Dataset rows:
+ + + + + + +
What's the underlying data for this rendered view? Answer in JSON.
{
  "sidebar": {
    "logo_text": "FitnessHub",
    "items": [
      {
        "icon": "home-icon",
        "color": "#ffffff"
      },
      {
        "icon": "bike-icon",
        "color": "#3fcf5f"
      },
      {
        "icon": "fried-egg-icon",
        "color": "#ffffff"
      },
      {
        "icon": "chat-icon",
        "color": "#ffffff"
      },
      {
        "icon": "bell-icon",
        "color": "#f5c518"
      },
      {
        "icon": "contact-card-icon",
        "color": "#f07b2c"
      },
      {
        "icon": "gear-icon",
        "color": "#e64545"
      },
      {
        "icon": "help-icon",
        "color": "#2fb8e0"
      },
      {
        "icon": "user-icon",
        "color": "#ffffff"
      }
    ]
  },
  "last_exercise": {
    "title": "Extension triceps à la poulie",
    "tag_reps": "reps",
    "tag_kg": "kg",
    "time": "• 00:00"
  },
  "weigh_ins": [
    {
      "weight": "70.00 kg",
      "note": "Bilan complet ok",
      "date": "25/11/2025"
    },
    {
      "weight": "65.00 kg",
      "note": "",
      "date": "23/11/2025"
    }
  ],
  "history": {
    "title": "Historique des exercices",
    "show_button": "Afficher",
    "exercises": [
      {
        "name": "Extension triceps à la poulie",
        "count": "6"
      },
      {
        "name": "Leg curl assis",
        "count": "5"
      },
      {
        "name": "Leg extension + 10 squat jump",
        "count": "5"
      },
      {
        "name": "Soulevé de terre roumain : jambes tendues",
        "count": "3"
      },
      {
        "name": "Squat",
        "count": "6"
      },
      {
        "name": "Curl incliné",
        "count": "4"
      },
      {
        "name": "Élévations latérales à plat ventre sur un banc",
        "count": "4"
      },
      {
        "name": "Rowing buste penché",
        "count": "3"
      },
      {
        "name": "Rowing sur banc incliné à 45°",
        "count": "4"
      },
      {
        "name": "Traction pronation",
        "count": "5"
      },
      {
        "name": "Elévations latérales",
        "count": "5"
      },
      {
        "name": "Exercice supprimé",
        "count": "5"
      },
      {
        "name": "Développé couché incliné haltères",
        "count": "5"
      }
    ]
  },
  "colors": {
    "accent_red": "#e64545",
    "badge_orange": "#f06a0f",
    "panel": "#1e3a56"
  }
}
+ + + + + + +
_Stated goal_.
Go through the material above line by line and copy it exactly.

_Result for this task_.
What's the underlying data for this rendered view? Answer in JSON.
{
  "sidebar": {
    "logo_text": "FitnessHub",
    "items": [
      {
        "icon": "home-icon",
        "color": "#ffffff"
      },
      {
        "icon": "bike-icon",
        "color": "#3fcf5f"
      },
      {
        "icon": "fried-egg-icon",
        "color": "#ffffff"
      },
      {
        "icon": "chat-icon",
        "color": "#ffffff"
      },
      {
        "icon": "bell-icon",
        "color": "#f5c518"
      },
      {
        "icon": "contact-card-icon",
        "color": "#f07b2c"
      },
      {
        "icon": "gear-icon",
        "color": "#e64545"
      },
      {
        "icon": "help-icon",
        "color": "#2fb8e0"
      },
      {
        "icon": "user-icon",
        "color": "#ffffff"
      }
    ]
  },
  "last_exercise": {
    "title": "Extension triceps à la poulie",
    "tag_reps": "reps",
    "tag_kg": "kg",
    "time": "• 00:00"
  },
  "weigh_ins": [
    {
      "weight": "70.00 kg",
      "note": "Bilan complet ok",
      "date": "25/11/2025"
    },
    {
      "weight": "65.00 kg",
      "note": "",
      "date": "23/11/2025"
    }
  ],
  "history": {
    "title": "Historique des exercices",
    "show_button": "Afficher",
    "exercises": [
      {
        "name": "Extension triceps à la poulie",
        "count": "6"
      },
      {
        "name": "Leg curl assis",
        "count": "5"
      },
      {
        "name": "Leg extension + 10 squat jump",
        "count": "5"
      },
      {
        "name": "Soulevé de terre roumain : jambes tendues",
        "count": "3"
      },
      {
        "name": "Squat",
        "count": "6"
      },
      {
        "name": "Curl incliné",
        "count": "4"
      },
      {
        "name": "Élévations latérales à plat ventre sur un banc",
        "count": "4"
      },
      {
        "name": "Rowing buste penché",
        "count": "3"
      },
      {
        "name": "Rowing sur banc incliné à 45°",
        "count": "4"
      },
      {
        "name": "Traction pronation",
        "count": "5"
      },
      {
        "name": "Elévations latérales",
        "count": "5"
      },
      {
        "name": "Exercice supprimé",
        "count": "5"
      },
      {
        "name": "Développé couché incliné haltères",
        "count": "5"
      }
    ]
  },
  "colors": {
    "accent_red": "#e64545",
    "badge_orange": "#f06a0f",
    "panel": "#1e3a56"
  }
}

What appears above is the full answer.